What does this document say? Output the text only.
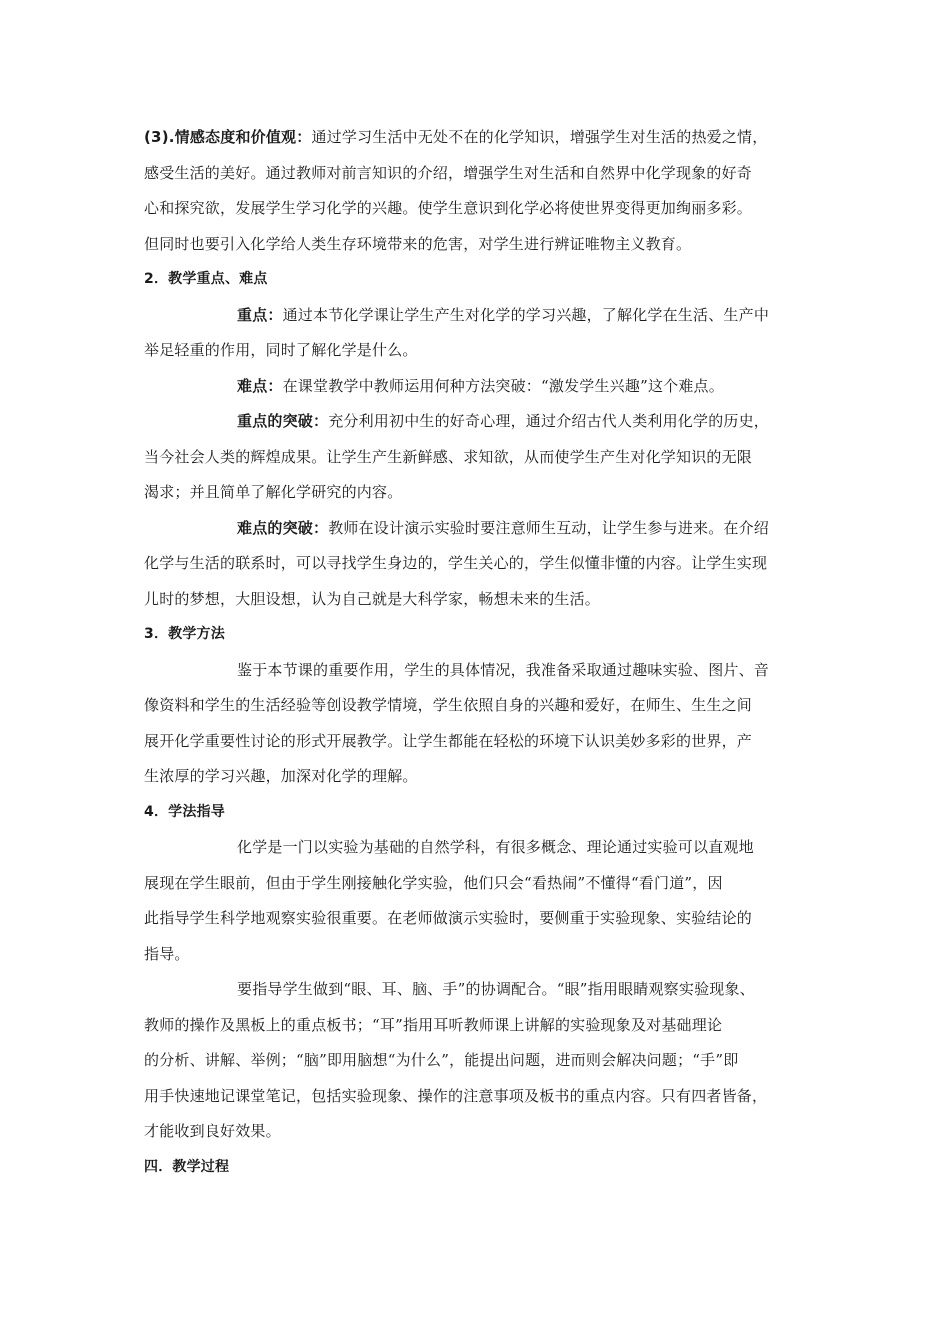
(3).情感态度和价值观：通过学习生活中无处不在的化学知识，增强学生对生活的热爱之情，
感受生活的美好。通过教师对前言知识的介绍，增强学生对生活和自然界中化学现象的好奇
心和探究欲，发展学生学习化学的兴趣。使学生意识到化学必将使世界变得更加绚丽多彩。
但同时也要引入化学给人类生存环境带来的危害，对学生进行辨证唯物主义教育。
2．教学重点、难点
重点：通过本节化学课让学生产生对化学的学习兴趣，了解化学在生活、生产中
举足轻重的作用，同时了解化学是什么。
难点：在课堂教学中教师运用何种方法突破：“激发学生兴趣”这个难点。
重点的突破：充分利用初中生的好奇心理，通过介绍古代人类利用化学的历史，
当今社会人类的辉煌成果。让学生产生新鲜感、求知欲，从而使学生产生对化学知识的无限
渴求；并且简单了解化学研究的内容。
难点的突破：教师在设计演示实验时要注意师生互动，让学生参与进来。在介绍
化学与生活的联系时，可以寻找学生身边的，学生关心的，学生似懂非懂的内容。让学生实现
儿时的梦想，大胆设想，认为自己就是大科学家，畅想未来的生活。
3．教学方法
鉴于本节课的重要作用，学生的具体情况，我准备采取通过趣味实验、图片、音
像资料和学生的生活经验等创设教学情境，学生依照自身的兴趣和爱好，在师生、生生之间
展开化学重要性讨论的形式开展教学。让学生都能在轻松的环境下认识美妙多彩的世界，产
生浓厚的学习兴趣，加深对化学的理解。
4．学法指导
化学是一门以实验为基础的自然学科，有很多概念、理论通过实验可以直观地
展现在学生眼前，但由于学生刚接触化学实验，他们只会“看热闹”不懂得“看门道”，因
此指导学生科学地观察实验很重要。在老师做演示实验时，要侧重于实验现象、实验结论的
指导。
要指导学生做到“眼、耳、脑、手”的协调配合。“眼”指用眼睛观察实验现象、
教师的操作及黑板上的重点板书；“耳”指用耳听教师课上讲解的实验现象及对基础理论
的分析、讲解、举例；“脑”即用脑想“为什么”，能提出问题，进而则会解决问题；“手”即
用手快速地记课堂笔记，包括实验现象、操作的注意事项及板书的重点内容。只有四者皆备，
才能收到良好效果。
四．教学过程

-- Written exercise --
Copy the listing in full and without alteration, omitting every picture.

-- Result for this exercise --
What does this document say? Output the text only.
(3).情感态度和价值观：通过学习生活中无处不在的化学知识，增强学生对生活的热爱之情，
感受生活的美好。通过教师对前言知识的介绍，增强学生对生活和自然界中化学现象的好奇
心和探究欲，发展学生学习化学的兴趣。使学生意识到化学必将使世界变得更加绚丽多彩。
但同时也要引入化学给人类生存环境带来的危害，对学生进行辨证唯物主义教育。
2．教学重点、难点
重点：通过本节化学课让学生产生对化学的学习兴趣，了解化学在生活、生产中
举足轻重的作用，同时了解化学是什么。
难点：在课堂教学中教师运用何种方法突破：“激发学生兴趣”这个难点。
重点的突破：充分利用初中生的好奇心理，通过介绍古代人类利用化学的历史，
当今社会人类的辉煌成果。让学生产生新鲜感、求知欲，从而使学生产生对化学知识的无限
渴求；并且简单了解化学研究的内容。
难点的突破：教师在设计演示实验时要注意师生互动，让学生参与进来。在介绍
化学与生活的联系时，可以寻找学生身边的，学生关心的，学生似懂非懂的内容。让学生实现
儿时的梦想，大胆设想，认为自己就是大科学家，畅想未来的生活。
3．教学方法
鉴于本节课的重要作用，学生的具体情况，我准备采取通过趣味实验、图片、音
像资料和学生的生活经验等创设教学情境，学生依照自身的兴趣和爱好，在师生、生生之间
展开化学重要性讨论的形式开展教学。让学生都能在轻松的环境下认识美妙多彩的世界，产
生浓厚的学习兴趣，加深对化学的理解。
4．学法指导
化学是一门以实验为基础的自然学科，有很多概念、理论通过实验可以直观地
展现在学生眼前，但由于学生刚接触化学实验，他们只会“看热闹”不懂得“看门道”，因
此指导学生科学地观察实验很重要。在老师做演示实验时，要侧重于实验现象、实验结论的
指导。
要指导学生做到“眼、耳、脑、手”的协调配合。“眼”指用眼睛观察实验现象、
教师的操作及黑板上的重点板书；“耳”指用耳听教师课上讲解的实验现象及对基础理论
的分析、讲解、举例；“脑”即用脑想“为什么”，能提出问题，进而则会解决问题；“手”即
用手快速地记课堂笔记，包括实验现象、操作的注意事项及板书的重点内容。只有四者皆备，
才能收到良好效果。
四．教学过程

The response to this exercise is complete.